(TASK INSTRUCTIONS) Every entry below should be transcribed exactly; pictures stay out of the copy.

[Excerpts from a figure dataset]
begin

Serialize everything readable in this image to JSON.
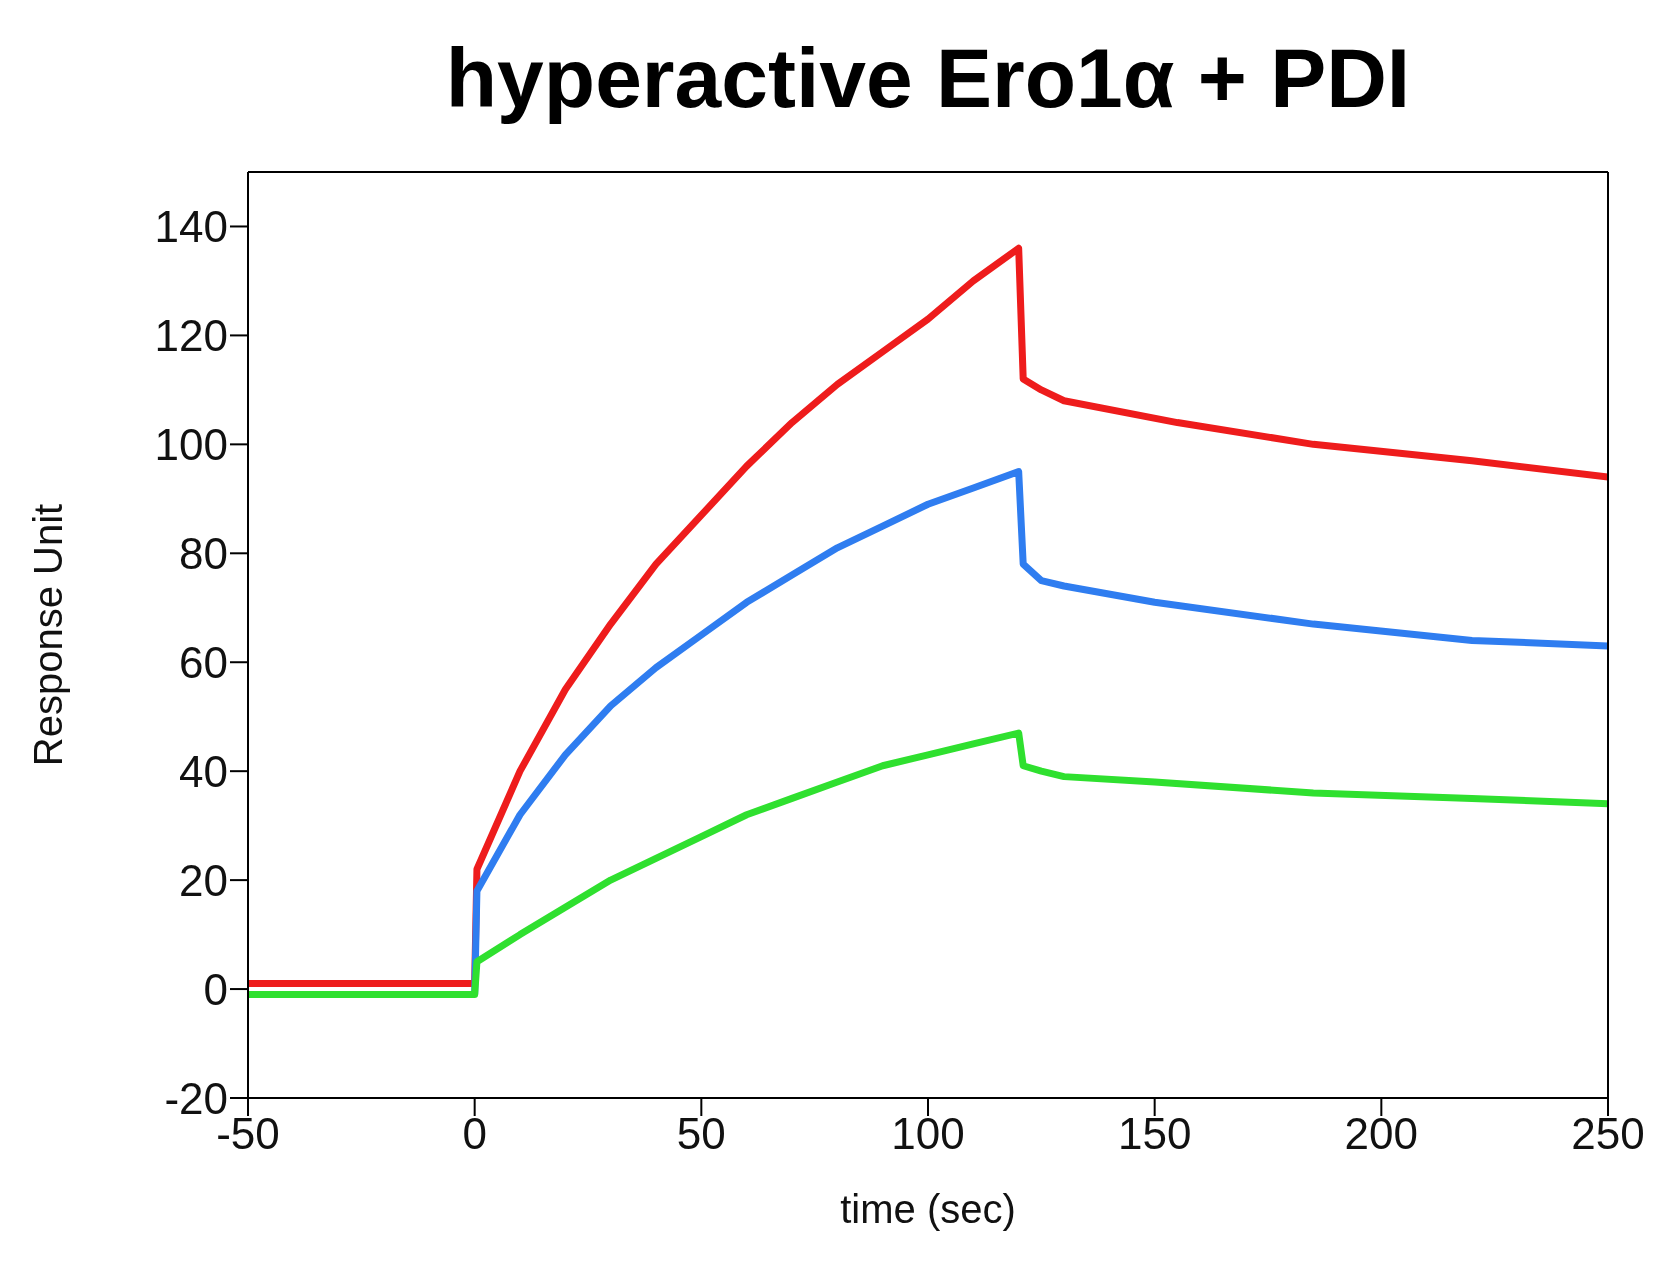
{
  "chart_data": {
    "type": "line",
    "title": "hyperactive Ero1α + PDI",
    "xlabel": "time (sec)",
    "ylabel": "Response Unit",
    "xlim": [
      -50,
      250
    ],
    "xticks": [
      -50,
      0,
      50,
      100,
      150,
      200,
      250
    ],
    "ylim": [
      -20,
      150
    ],
    "yticks": [
      -20,
      0,
      20,
      40,
      60,
      80,
      100,
      120,
      140
    ],
    "grid": false,
    "legend": false,
    "marker": "none",
    "line_style": "solid",
    "series": [
      {
        "color": "#ee1c1c",
        "x": [
          -50,
          -25,
          0,
          0.5,
          10,
          20,
          30,
          40,
          50,
          60,
          70,
          80,
          90,
          100,
          110,
          120,
          121,
          125,
          130,
          155,
          185,
          220,
          250
        ],
        "values": [
          1,
          1,
          1,
          22,
          40,
          55,
          67,
          78,
          87,
          96,
          104,
          111,
          117,
          123,
          130,
          136,
          112,
          110,
          108,
          104,
          100,
          97,
          94
        ]
      },
      {
        "color": "#2f7df0",
        "x": [
          0,
          0.5,
          10,
          20,
          30,
          40,
          50,
          60,
          70,
          80,
          90,
          100,
          110,
          120,
          121,
          125,
          130,
          150,
          185,
          220,
          250
        ],
        "values": [
          -1,
          18,
          32,
          43,
          52,
          59,
          65,
          71,
          76,
          81,
          85,
          89,
          92,
          95,
          78,
          75,
          74,
          71,
          67,
          64,
          63
        ]
      },
      {
        "color": "#2fe02f",
        "x": [
          -50,
          -25,
          0,
          0.5,
          10,
          20,
          30,
          40,
          50,
          60,
          70,
          80,
          90,
          100,
          110,
          120,
          121,
          125,
          130,
          150,
          185,
          220,
          250
        ],
        "values": [
          -1,
          -1,
          -1,
          5,
          10,
          15,
          20,
          24,
          28,
          32,
          35,
          38,
          41,
          43,
          45,
          47,
          41,
          40,
          39,
          38,
          36,
          35,
          34
        ]
      }
    ]
  }
}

end

(PROBLEM SOLUTION)
Serialize everything readable in this image to JSON.
{
  "chart_data": {
    "type": "line",
    "title": "hyperactive Ero1α + PDI",
    "xlabel": "time (sec)",
    "ylabel": "Response Unit",
    "xlim": [
      -50,
      250
    ],
    "xticks": [
      -50,
      0,
      50,
      100,
      150,
      200,
      250
    ],
    "ylim": [
      -20,
      150
    ],
    "yticks": [
      -20,
      0,
      20,
      40,
      60,
      80,
      100,
      120,
      140
    ],
    "grid": false,
    "legend": false,
    "marker": "none",
    "line_style": "solid",
    "series": [
      {
        "color": "#ee1c1c",
        "x": [
          -50,
          -25,
          0,
          0.5,
          10,
          20,
          30,
          40,
          50,
          60,
          70,
          80,
          90,
          100,
          110,
          120,
          121,
          125,
          130,
          155,
          185,
          220,
          250
        ],
        "values": [
          1,
          1,
          1,
          22,
          40,
          55,
          67,
          78,
          87,
          96,
          104,
          111,
          117,
          123,
          130,
          136,
          112,
          110,
          108,
          104,
          100,
          97,
          94
        ]
      },
      {
        "color": "#2f7df0",
        "x": [
          0,
          0.5,
          10,
          20,
          30,
          40,
          50,
          60,
          70,
          80,
          90,
          100,
          110,
          120,
          121,
          125,
          130,
          150,
          185,
          220,
          250
        ],
        "values": [
          -1,
          18,
          32,
          43,
          52,
          59,
          65,
          71,
          76,
          81,
          85,
          89,
          92,
          95,
          78,
          75,
          74,
          71,
          67,
          64,
          63
        ]
      },
      {
        "color": "#2fe02f",
        "x": [
          -50,
          -25,
          0,
          0.5,
          10,
          20,
          30,
          40,
          50,
          60,
          70,
          80,
          90,
          100,
          110,
          120,
          121,
          125,
          130,
          150,
          185,
          220,
          250
        ],
        "values": [
          -1,
          -1,
          -1,
          5,
          10,
          15,
          20,
          24,
          28,
          32,
          35,
          38,
          41,
          43,
          45,
          47,
          41,
          40,
          39,
          38,
          36,
          35,
          34
        ]
      }
    ]
  }
}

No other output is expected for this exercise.